● REQUIREMENTS: Write out the entries below once more, exactly.

Excerpts from a figure dataset
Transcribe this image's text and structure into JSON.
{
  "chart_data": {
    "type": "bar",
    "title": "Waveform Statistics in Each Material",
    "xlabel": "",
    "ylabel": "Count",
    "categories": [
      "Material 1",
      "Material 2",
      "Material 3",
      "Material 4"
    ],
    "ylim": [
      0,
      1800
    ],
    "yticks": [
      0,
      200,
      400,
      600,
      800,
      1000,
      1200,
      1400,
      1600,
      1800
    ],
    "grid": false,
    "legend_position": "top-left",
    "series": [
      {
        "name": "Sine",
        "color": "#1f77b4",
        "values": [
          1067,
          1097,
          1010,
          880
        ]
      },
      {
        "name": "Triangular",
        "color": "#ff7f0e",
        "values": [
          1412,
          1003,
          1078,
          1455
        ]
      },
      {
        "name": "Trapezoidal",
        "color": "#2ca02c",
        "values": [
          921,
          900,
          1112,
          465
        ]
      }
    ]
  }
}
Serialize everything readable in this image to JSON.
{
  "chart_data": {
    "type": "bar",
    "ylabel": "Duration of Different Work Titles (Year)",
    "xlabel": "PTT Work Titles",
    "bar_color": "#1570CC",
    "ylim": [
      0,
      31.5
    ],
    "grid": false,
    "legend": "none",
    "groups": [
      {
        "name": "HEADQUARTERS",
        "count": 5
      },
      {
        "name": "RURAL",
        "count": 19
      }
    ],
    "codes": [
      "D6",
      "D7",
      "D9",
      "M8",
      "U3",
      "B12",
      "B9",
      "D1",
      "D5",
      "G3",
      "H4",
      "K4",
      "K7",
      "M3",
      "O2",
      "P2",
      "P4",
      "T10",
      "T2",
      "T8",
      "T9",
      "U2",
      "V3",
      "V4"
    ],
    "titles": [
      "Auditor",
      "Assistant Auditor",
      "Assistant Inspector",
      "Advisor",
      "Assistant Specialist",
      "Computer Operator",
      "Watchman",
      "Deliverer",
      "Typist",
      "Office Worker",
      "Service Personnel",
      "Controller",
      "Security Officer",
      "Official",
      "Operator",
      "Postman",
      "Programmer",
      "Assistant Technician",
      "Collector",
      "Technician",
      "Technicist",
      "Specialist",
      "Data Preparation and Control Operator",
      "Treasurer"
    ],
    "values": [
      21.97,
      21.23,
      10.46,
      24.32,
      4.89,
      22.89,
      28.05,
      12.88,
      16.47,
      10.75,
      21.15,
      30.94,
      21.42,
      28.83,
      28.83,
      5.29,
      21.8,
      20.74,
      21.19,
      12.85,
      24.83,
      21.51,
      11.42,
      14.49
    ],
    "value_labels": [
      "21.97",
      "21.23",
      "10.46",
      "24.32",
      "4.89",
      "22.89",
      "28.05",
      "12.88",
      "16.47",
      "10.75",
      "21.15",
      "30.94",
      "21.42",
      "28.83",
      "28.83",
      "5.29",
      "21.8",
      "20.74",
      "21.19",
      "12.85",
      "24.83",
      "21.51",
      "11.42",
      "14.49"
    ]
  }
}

● SOLUTION FOR THIS TASK:
Transcribe this image's text and structure into JSON.
{
  "chart_data": {
    "type": "bar",
    "title": "Waveform Statistics in Each Material",
    "xlabel": "",
    "ylabel": "Count",
    "categories": [
      "Material 1",
      "Material 2",
      "Material 3",
      "Material 4"
    ],
    "ylim": [
      0,
      1800
    ],
    "yticks": [
      0,
      200,
      400,
      600,
      800,
      1000,
      1200,
      1400,
      1600,
      1800
    ],
    "grid": false,
    "legend_position": "top-left",
    "series": [
      {
        "name": "Sine",
        "color": "#1f77b4",
        "values": [
          1067,
          1097,
          1010,
          880
        ]
      },
      {
        "name": "Triangular",
        "color": "#ff7f0e",
        "values": [
          1412,
          1003,
          1078,
          1455
        ]
      },
      {
        "name": "Trapezoidal",
        "color": "#2ca02c",
        "values": [
          921,
          900,
          1112,
          465
        ]
      }
    ]
  }
}
Serialize everything readable in this image to JSON.
{
  "chart_data": {
    "type": "bar",
    "ylabel": "Duration of Different Work Titles (Year)",
    "xlabel": "PTT Work Titles",
    "bar_color": "#1570CC",
    "ylim": [
      0,
      31.5
    ],
    "grid": false,
    "legend": "none",
    "groups": [
      {
        "name": "HEADQUARTERS",
        "count": 5
      },
      {
        "name": "RURAL",
        "count": 19
      }
    ],
    "codes": [
      "D6",
      "D7",
      "D9",
      "M8",
      "U3",
      "B12",
      "B9",
      "D1",
      "D5",
      "G3",
      "H4",
      "K4",
      "K7",
      "M3",
      "O2",
      "P2",
      "P4",
      "T10",
      "T2",
      "T8",
      "T9",
      "U2",
      "V3",
      "V4"
    ],
    "titles": [
      "Auditor",
      "Assistant Auditor",
      "Assistant Inspector",
      "Advisor",
      "Assistant Specialist",
      "Computer Operator",
      "Watchman",
      "Deliverer",
      "Typist",
      "Office Worker",
      "Service Personnel",
      "Controller",
      "Security Officer",
      "Official",
      "Operator",
      "Postman",
      "Programmer",
      "Assistant Technician",
      "Collector",
      "Technician",
      "Technicist",
      "Specialist",
      "Data Preparation and Control Operator",
      "Treasurer"
    ],
    "values": [
      21.97,
      21.23,
      10.46,
      24.32,
      4.89,
      22.89,
      28.05,
      12.88,
      16.47,
      10.75,
      21.15,
      30.94,
      21.42,
      28.83,
      28.83,
      5.29,
      21.8,
      20.74,
      21.19,
      12.85,
      24.83,
      21.51,
      11.42,
      14.49
    ],
    "value_labels": [
      "21.97",
      "21.23",
      "10.46",
      "24.32",
      "4.89",
      "22.89",
      "28.05",
      "12.88",
      "16.47",
      "10.75",
      "21.15",
      "30.94",
      "21.42",
      "28.83",
      "28.83",
      "5.29",
      "21.8",
      "20.74",
      "21.19",
      "12.85",
      "24.83",
      "21.51",
      "11.42",
      "14.49"
    ]
  }
}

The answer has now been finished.